Work to be completed:
Filter these entries so that only lines with the word "Interval" remain.

Given entries:

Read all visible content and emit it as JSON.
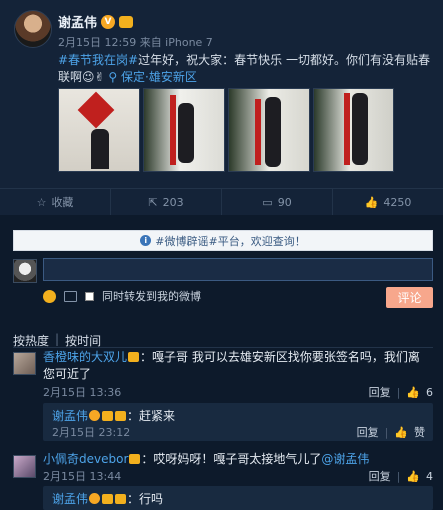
{
  "post": {
    "author": "谢孟伟",
    "meta": "2月15日 12:59 来自 iPhone 7",
    "hashtag": "#春节我在岗#",
    "body": "过年好，祝大家：春节快乐 一切都好。你们有没有贴春联啊😉✌",
    "location": "保定·雄安新区",
    "photos": [
      "photo-1",
      "photo-2",
      "photo-3",
      "photo-4"
    ],
    "actions": {
      "favorite": "收藏",
      "forward": "203",
      "comment": "90",
      "like": "4250"
    }
  },
  "comments_panel": {
    "notice": "#微博辟谣#平台，欢迎查询！",
    "input_placeholder": "",
    "repost_label": "同时转发到我的微博",
    "submit_label": "评论",
    "sort_hot": "按热度",
    "sort_time": "按时间"
  },
  "comments": [
    {
      "user": "香橙味的大双儿",
      "text": "：嘎子哥 我可以去雄安新区找你要张签名吗，我们离您可近了",
      "time": "2月15日 13:36",
      "reply_label": "回复",
      "likes": "6",
      "reply": {
        "user": "谢孟伟",
        "text": "：赶紧来",
        "time": "2月15日 23:12",
        "reply_label": "回复",
        "like_label": "赞"
      }
    },
    {
      "user": "小佩奇devebor",
      "text": "：哎呀妈呀！嘎子哥太接地气儿了",
      "mention": "@谢孟伟",
      "time": "2月15日 13:44",
      "reply_label": "回复",
      "likes": "4",
      "reply": {
        "user": "谢孟伟",
        "text": "：行吗"
      }
    }
  ]
}
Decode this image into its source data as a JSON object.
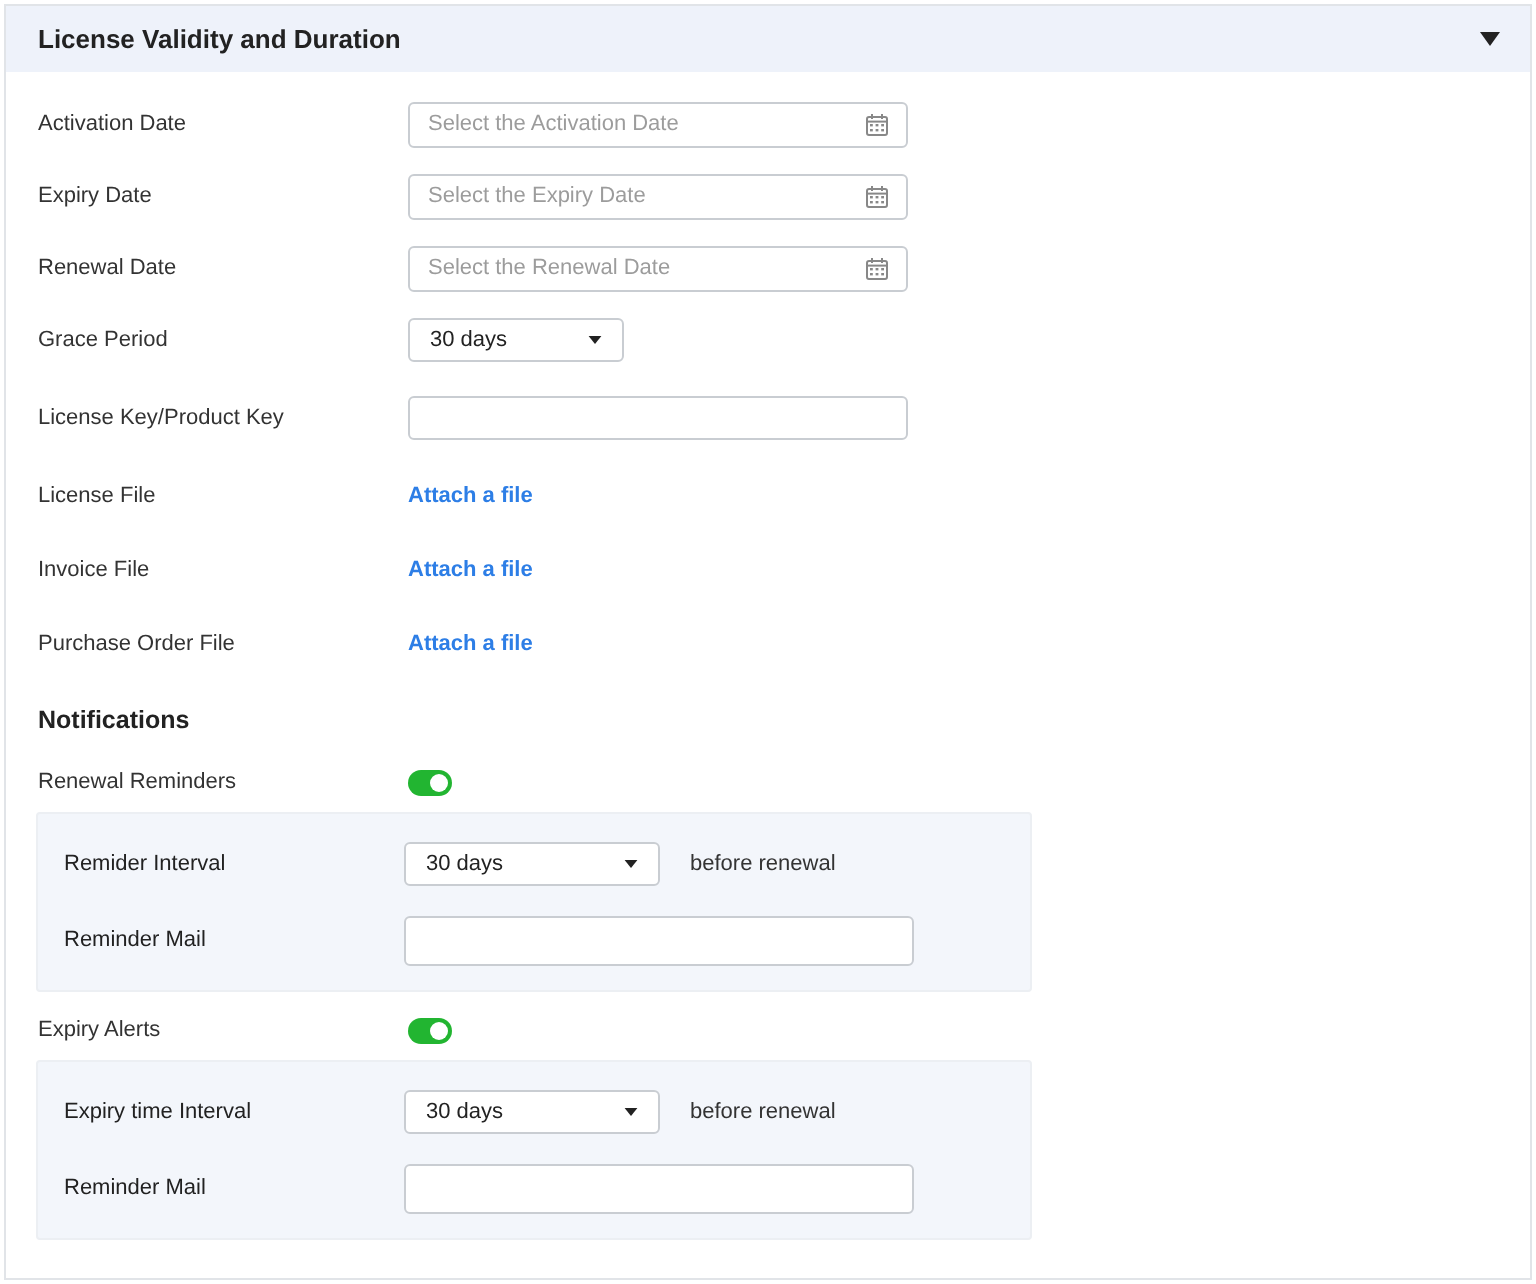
{
  "section": {
    "title": "License Validity and Duration",
    "expanded": true
  },
  "fields": [
    {
      "kind": "date",
      "label": "Activation Date",
      "placeholder": "Select the Activation Date"
    },
    {
      "kind": "date",
      "label": "Expiry Date",
      "placeholder": "Select the Expiry Date"
    },
    {
      "kind": "date",
      "label": "Renewal Date",
      "placeholder": "Select the Renewal Date"
    },
    {
      "kind": "select",
      "label": "Grace Period",
      "value": "30 days"
    },
    {
      "kind": "text",
      "label": "License Key/Product Key"
    },
    {
      "kind": "attach",
      "label": "License File",
      "link": "Attach a file"
    },
    {
      "kind": "attach",
      "label": "Invoice File",
      "link": "Attach a file"
    },
    {
      "kind": "attach",
      "label": "Purchase Order File",
      "link": "Attach a file"
    }
  ],
  "notifications": {
    "heading": "Notifications",
    "groups": [
      {
        "label": "Renewal Reminders",
        "on": true,
        "settings": [
          {
            "kind": "select",
            "label": "Remider Interval",
            "value": "30 days",
            "suffix": "before renewal"
          },
          {
            "kind": "text",
            "label": "Reminder Mail"
          }
        ]
      },
      {
        "label": "Expiry Alerts",
        "on": true,
        "settings": [
          {
            "kind": "select",
            "label": "Expiry time Interval",
            "value": "30 days",
            "suffix": "before renewal"
          },
          {
            "kind": "text",
            "label": "Reminder Mail"
          }
        ]
      }
    ]
  }
}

Response for this exercise:
            "label": "Remider Interval",
            "label": "Expiry time Interval",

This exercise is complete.